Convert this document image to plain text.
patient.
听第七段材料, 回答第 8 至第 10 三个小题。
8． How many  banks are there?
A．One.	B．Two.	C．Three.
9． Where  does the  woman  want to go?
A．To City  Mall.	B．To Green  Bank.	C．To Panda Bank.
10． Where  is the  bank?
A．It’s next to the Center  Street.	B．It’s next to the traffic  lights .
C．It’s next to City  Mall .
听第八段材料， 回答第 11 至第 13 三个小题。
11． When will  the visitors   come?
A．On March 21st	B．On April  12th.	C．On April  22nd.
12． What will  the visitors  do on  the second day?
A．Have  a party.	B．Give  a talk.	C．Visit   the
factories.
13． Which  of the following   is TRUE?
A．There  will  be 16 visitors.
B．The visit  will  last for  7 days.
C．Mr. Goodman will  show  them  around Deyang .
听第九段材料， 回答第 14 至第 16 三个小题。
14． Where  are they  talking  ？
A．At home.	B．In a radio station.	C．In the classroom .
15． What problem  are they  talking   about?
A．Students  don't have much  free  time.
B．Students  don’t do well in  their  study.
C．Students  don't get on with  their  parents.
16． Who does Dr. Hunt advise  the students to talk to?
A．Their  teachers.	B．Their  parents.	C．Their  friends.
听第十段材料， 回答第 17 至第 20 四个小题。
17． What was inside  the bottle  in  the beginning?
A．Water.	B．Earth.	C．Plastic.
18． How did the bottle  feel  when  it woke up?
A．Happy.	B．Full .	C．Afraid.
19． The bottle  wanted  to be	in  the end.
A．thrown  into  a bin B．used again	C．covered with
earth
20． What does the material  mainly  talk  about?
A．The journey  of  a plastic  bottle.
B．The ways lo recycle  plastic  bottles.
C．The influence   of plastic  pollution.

▶ Exercise
Read through the entries and copy each line in which "三个小题" appears.

▶ Answer in full
听第七段材料, 回答第 8 至第 10 三个小题。
听第八段材料， 回答第 11 至第 13 三个小题。
听第九段材料， 回答第 14 至第 16 三个小题。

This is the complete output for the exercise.